<<<<
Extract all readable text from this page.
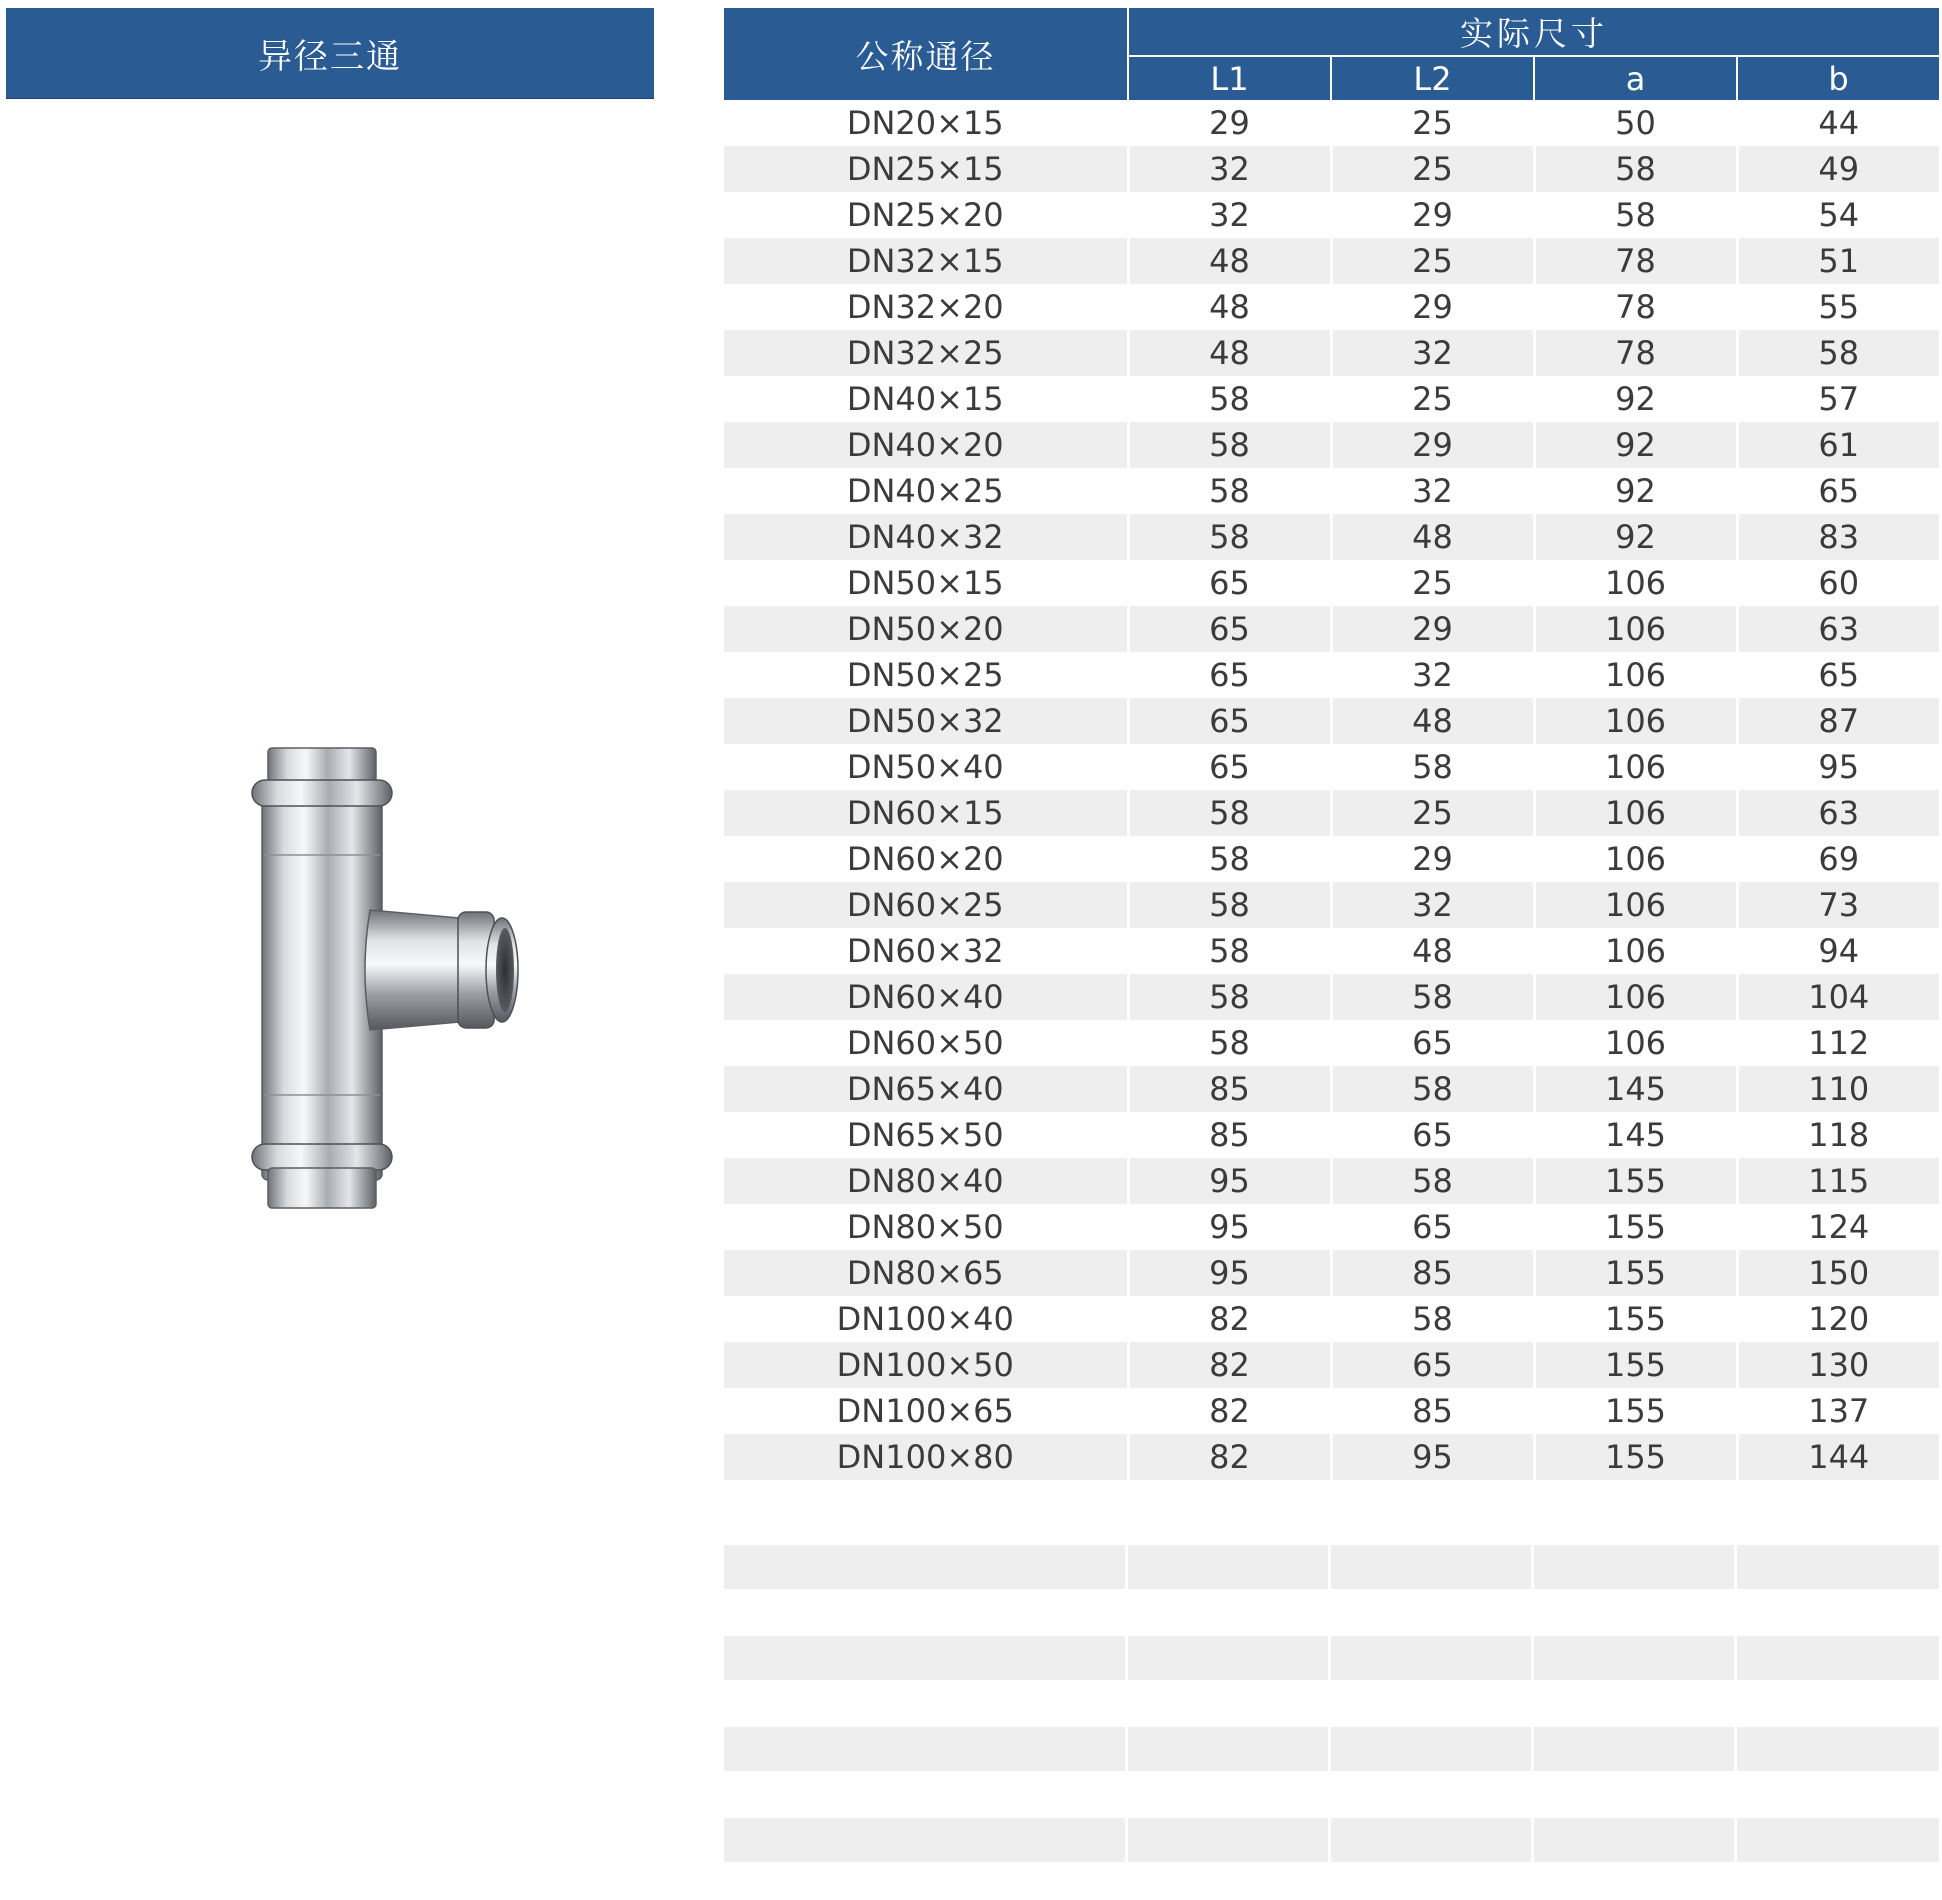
异径三通	公称通径	实际尺寸			
	L1	L2	a	b
DN20×15	29	25	50	44
DN25×15	32	25	58	49
DN25×20	32	29	58	54
DN32×15	48	25	78	51
DN32×20	48	29	78	55
DN32×25	48	32	78	58
DN40×15	58	25	92	57
DN40×20	58	29	92	61
DN40×25	58	32	92	65
DN40×32	58	48	92	83
DN50×15	65	25	106	60
DN50×20	65	29	106	63
DN50×25	65	32	106	65
DN50×32	65	48	106	87
DN50×40	65	58	106	95
DN60×15	58	25	106	63
DN60×20	58	29	106	69
DN60×25	58	32	106	73
DN60×32	58	48	106	94
DN60×40	58	58	106	104
DN60×50	58	65	106	112
DN65×40	85	58	145	110
DN65×50	85	65	145	118
DN80×40	95	58	155	115
DN80×50	95	65	155	124
DN80×65	95	85	155	150
DN100×40	82	58	155	120
DN100×50	82	65	155	130
DN100×65	82	85	155	137
DN100×80	82	95	155	144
>>>>
Written request:
Repeat the material above word for word, please, apart from its images.

Exercise solution:
Extract all readable text from this page.
异径三通	公称通径	实际尺寸			
	L1	L2	a	b
DN20×15	29	25	50	44
DN25×15	32	25	58	49
DN25×20	32	29	58	54
DN32×15	48	25	78	51
DN32×20	48	29	78	55
DN32×25	48	32	78	58
DN40×15	58	25	92	57
DN40×20	58	29	92	61
DN40×25	58	32	92	65
DN40×32	58	48	92	83
DN50×15	65	25	106	60
DN50×20	65	29	106	63
DN50×25	65	32	106	65
DN50×32	65	48	106	87
DN50×40	65	58	106	95
DN60×15	58	25	106	63
DN60×20	58	29	106	69
DN60×25	58	32	106	73
DN60×32	58	48	106	94
DN60×40	58	58	106	104
DN60×50	58	65	106	112
DN65×40	85	58	145	110
DN65×50	85	65	145	118
DN80×40	95	58	155	115
DN80×50	95	65	155	124
DN80×65	95	85	155	150
DN100×40	82	58	155	120
DN100×50	82	65	155	130
DN100×65	82	85	155	137
DN100×80	82	95	155	144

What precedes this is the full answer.